--- Tasks for this exercise ---
1. The passage on medieval Arab Egyptomania names the visible remains of Ancient Egyptian culture that fired the imagination of Arab scholars. List every one of them.
2. In the passage on medieval Arab Egyptomania, how long before Champollion does El-Daly claim a few Arab scholars could interpret hieroglyphs correctly?
3. Continue the passage on medieval Arab Egyptomania after its final sentence.

--- Excerpt provided ---
::::::::

Kitab Shauq Al-Mustaham fi Ma‘irfat Rumuz Al-Aqlam (The Long-Desired Fulfilled Knowledge of Occult Alphabets)

Hieroglyphs

Kitab Shauq Al-Mustaham fi Ma‘irfat Rumuz Al-Aqlam (The Long-Desired Fulfilled Knowledge of Occult Alphabets)  [ edit ]

Egyptomania in Medieval Arab Culture: The Case of Ibn Wahshiyya
„The Egyptians were the masters of a great kingdom and their glorious past dates back many centuries to the distant past. This can be observed in the ruins of their ancient cities, old temples and establishments, most of which are still in existence in present times.”
Ibn Saʿīd al-Andalusī, Book of the Categories of Nations, 11th century

For obvious reasons, the native Egyptians and the many Arab pilgrims and traders, which travelled throughout Egypt in the pre-Modern period were much more familiar with the formidable visible material remains of Ancient Egyptian culture than Europeans before Napoleon’s (in) famous expedition in the year 1798. The non-ignorable presence of pyramids, temples, caves, marvelous treasures and mysterious hieroglyphs fired the imagination of Arab scholars alike and fostered the creation of all sorts of more or less fanciful interpretations. Therefore, in Medieval Arab culture, Egypt became the epitome of miracles, superstition and mirabilia par excellence. It is, however, rather surprising to find evidence for a genuine Arab-Islamic Egyptomania that produced a large number of texts dealing with aegyptiaca.

Although some preliminary work has been conducted, the major number of Arabic manuscripts regarding aegyptiaca remain unpublished and unstudied, so that, lamentably, there is no critical evaluation of the copious material available until now. One of the questions, which have been discussed in recent scholarship, is the crucial question of the degree to which there existed some sort of cultural continuity between Islamic Egypt and Pharaonic Egypt. Secondly, the question was raised to what extent the Medieval Arab knowledge about Ancient Egypt was ‘correct’ and as such the result of serious scientific effort unearthing the (Egyptian) Pharaonic past. While several Western scholars deny any cultural continuity and emphasize that Medieval Arabs merely told fantastic legends, witnessing themselves a complete break in the tradition, Okasha El-Daly insists that the Arabs made a serious contribution to the field of aegyptiaca and that their achievements are unjustly neglected by current – mainly European – scholarship. The most famous statement in this context, which found a large echo in the media, is El-Daly’s claim that a few Arab scholars were even able to interpret hieroglyphs correctly some 800 years before Champollion. In his anti-Orientalist approach, he is converting a certain alchemist called Ibn Waḥshiyya (tenth century CE) into a true hero of decipherment.
In what follows, I will present Ibn Wahshiyya’s work in greater detail.

::::::::

--- Entries supplied ---
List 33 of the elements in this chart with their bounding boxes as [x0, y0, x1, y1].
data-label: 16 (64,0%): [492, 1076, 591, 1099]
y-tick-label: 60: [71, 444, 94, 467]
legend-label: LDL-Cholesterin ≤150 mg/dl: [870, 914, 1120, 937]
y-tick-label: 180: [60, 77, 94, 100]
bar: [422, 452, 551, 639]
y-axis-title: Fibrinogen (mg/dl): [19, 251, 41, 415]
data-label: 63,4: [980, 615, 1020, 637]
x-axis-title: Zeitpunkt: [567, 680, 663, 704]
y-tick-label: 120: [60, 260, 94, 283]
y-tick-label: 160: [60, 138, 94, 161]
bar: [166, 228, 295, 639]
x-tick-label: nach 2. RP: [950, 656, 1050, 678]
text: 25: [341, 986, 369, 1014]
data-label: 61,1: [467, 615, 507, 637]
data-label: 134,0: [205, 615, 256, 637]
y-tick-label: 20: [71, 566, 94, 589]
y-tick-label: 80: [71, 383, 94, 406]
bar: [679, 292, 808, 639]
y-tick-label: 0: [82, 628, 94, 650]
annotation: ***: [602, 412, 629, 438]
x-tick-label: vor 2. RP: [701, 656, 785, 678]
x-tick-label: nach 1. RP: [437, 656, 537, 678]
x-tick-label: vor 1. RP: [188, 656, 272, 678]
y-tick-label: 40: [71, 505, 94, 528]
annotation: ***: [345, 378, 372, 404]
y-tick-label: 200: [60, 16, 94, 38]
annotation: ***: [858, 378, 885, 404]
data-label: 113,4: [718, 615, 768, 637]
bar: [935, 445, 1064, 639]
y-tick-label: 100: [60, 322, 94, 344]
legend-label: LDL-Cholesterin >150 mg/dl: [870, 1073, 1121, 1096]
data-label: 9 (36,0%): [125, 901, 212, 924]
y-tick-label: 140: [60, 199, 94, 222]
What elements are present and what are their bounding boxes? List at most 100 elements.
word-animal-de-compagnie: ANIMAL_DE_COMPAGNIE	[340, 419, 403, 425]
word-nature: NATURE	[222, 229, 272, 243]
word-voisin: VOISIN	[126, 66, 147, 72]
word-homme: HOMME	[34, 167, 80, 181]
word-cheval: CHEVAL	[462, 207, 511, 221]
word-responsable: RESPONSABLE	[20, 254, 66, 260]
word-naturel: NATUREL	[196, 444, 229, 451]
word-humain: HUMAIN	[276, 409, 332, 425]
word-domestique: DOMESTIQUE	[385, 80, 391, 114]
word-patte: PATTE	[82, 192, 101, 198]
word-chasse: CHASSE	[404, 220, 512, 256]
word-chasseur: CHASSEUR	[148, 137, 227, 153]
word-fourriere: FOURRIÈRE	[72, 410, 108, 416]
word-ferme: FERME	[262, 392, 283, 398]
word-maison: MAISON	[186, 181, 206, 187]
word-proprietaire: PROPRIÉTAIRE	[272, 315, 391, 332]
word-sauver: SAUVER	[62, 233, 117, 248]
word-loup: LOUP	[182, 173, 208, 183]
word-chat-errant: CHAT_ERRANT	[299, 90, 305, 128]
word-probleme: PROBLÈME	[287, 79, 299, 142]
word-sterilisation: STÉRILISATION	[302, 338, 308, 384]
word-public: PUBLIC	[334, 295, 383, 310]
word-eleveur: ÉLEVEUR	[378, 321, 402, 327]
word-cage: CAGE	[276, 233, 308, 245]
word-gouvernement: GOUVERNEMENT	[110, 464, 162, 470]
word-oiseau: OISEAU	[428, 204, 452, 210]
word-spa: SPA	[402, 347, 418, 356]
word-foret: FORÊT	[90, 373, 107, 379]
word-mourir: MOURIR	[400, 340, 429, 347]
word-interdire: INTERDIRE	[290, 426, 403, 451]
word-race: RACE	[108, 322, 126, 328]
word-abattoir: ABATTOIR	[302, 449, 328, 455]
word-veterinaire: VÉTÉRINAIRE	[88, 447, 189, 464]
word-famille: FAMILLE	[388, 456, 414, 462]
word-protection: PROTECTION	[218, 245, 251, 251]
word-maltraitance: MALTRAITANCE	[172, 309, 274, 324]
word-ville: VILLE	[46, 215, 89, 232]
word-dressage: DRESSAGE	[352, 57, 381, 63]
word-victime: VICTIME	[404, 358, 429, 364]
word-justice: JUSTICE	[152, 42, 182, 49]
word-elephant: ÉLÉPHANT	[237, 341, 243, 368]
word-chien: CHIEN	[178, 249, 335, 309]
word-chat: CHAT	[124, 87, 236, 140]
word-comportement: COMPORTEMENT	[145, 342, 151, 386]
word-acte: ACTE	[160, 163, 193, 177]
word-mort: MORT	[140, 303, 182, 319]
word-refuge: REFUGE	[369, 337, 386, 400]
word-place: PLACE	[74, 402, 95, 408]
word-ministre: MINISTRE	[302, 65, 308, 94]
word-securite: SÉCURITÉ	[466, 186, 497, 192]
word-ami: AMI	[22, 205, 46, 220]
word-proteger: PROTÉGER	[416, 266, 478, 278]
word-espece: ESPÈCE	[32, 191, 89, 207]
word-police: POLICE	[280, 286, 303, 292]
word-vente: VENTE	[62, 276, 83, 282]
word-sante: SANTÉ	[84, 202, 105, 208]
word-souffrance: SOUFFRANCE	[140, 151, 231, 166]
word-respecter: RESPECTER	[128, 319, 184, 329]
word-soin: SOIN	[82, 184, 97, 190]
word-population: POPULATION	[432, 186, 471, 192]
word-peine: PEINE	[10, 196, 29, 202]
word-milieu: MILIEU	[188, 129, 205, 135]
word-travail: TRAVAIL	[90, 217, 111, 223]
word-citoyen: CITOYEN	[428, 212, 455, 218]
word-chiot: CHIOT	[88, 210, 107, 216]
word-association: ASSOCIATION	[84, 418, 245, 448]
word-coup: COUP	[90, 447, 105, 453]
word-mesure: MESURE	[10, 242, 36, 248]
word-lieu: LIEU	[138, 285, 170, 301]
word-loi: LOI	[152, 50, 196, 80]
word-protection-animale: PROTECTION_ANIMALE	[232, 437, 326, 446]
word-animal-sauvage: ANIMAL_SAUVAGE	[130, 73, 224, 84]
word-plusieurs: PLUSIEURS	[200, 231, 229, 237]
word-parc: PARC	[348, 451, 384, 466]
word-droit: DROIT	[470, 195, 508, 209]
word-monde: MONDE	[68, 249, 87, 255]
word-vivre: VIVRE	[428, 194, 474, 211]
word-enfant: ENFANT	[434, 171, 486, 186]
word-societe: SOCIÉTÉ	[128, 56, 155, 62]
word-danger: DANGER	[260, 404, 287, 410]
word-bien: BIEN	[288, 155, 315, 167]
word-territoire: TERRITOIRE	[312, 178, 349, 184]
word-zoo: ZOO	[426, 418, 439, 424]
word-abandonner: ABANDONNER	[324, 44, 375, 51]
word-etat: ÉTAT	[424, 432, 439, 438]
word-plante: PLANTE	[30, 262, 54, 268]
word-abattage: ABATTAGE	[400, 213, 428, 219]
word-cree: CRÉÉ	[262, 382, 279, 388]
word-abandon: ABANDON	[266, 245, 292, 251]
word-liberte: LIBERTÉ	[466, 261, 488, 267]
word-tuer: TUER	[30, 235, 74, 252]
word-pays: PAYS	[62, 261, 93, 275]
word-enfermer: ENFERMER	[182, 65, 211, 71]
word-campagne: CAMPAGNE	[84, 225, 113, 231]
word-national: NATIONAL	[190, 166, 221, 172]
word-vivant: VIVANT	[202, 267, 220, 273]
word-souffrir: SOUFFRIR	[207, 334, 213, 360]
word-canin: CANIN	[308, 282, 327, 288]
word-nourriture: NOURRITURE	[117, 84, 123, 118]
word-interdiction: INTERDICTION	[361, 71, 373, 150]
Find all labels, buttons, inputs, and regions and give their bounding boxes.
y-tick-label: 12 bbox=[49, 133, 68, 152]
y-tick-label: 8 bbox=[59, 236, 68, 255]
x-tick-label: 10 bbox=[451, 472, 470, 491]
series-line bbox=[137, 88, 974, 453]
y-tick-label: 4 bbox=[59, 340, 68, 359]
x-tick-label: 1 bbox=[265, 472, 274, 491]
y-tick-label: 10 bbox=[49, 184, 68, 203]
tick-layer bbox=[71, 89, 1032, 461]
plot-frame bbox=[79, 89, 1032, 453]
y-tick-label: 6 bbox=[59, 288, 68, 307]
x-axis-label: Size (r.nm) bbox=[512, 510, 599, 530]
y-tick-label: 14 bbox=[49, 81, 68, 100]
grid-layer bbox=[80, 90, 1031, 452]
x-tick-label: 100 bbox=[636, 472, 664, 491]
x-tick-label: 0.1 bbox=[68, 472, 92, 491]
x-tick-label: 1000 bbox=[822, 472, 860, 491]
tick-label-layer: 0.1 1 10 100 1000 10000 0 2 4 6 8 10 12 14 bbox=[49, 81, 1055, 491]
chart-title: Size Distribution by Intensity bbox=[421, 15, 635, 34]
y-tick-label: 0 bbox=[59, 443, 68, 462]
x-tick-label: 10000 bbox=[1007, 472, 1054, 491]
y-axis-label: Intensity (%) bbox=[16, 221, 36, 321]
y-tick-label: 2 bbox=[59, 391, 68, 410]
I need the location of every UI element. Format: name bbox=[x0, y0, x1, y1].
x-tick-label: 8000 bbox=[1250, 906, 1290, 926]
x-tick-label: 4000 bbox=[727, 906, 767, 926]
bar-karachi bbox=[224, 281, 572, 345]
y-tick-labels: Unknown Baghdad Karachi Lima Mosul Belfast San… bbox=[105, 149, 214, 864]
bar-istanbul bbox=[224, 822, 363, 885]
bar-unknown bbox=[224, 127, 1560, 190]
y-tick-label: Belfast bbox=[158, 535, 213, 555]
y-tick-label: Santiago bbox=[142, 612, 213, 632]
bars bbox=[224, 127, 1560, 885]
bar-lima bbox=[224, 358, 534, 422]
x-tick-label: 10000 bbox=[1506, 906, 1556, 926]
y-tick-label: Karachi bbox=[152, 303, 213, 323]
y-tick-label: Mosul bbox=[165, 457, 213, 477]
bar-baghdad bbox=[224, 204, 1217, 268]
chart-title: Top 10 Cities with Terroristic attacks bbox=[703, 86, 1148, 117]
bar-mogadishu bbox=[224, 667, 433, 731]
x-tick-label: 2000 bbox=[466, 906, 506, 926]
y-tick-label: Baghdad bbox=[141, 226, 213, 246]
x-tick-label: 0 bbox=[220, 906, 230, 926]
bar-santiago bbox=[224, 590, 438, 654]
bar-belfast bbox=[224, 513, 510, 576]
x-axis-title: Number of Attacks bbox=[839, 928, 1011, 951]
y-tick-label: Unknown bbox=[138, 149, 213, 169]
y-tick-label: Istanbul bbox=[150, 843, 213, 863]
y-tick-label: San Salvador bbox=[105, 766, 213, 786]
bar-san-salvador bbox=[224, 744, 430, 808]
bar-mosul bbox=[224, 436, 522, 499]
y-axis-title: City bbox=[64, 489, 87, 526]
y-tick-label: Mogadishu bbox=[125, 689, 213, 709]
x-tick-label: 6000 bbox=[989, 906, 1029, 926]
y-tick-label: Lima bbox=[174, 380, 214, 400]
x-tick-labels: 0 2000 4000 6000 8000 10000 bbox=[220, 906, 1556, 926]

::::::::

--- Task results ---
1.
- pyramids
- temples
- caves
- marvelous treasures
- mysterious hieroglyphs

2. Some 800 years before Champollion.

3.
Indeed, the question is a thorny matter, since it touches several cultural sensibilities at once: On the one hand, the traditional Western – and if one wishes Orientalist – narrative of the ‘discovery’ of Ancient Egypt by the Europeans in the nineteenth century, with all its implications, degrades the native Egyptians for beeing merely amazed and ignorant spectators, who had to recover the ‘gift’ of their own glorious, but lost, past from the Europeans. On the other hand, the charge of Eurocentrism raised by Okasha el Daly is a recurring challenge to all open-minded Western scholars. It is true that the Arab sources are only scarcely known by Egyptologists; but the reasons for this sort of ignorance are probably less ethnocentric blindness than practical impediments (inaccessibility of the sources etc.) and a general unease with pre-Modern, ‘pseudo-scientific’ approaches to knowledge. In the following, I will skip this ongoing debate as far as possible, since it is my aim to concentrate on the representational aspect of this topic.

Medieval Arabic texts on Pharaonic Egypt
Roughly, we may group the Medieval Arabic texts regarding Ancient Egyptian material according to the following categories:

1.) Texts pertaining to Historiography and Geography. They start their narrative with the Flood and concentrate soon on the well-known Biblical episodes about prophets who share some connection with Egypt (e.g. Abraham, Joseph, Moses). They are mostly drawn from the scriptural traditions circulating in the region since Antiquity, including the large exegetical elaborations by Islamic scholars on that matter.

2.) Numerous practical manuals of treasure hunting (a genre mostly unedited and completely unstudied), which aimed at providing the necessary skills and information for people interested in finding ‘hidden treasures’ – a rather common practice among local Egyptian rulers in order to increase their income. Besides some rather fantastic instructions, we will probably find therein interesting evidence for a long-lasting local tradition, i.e. for some kind of pre-archaeological practice of treasure hunting.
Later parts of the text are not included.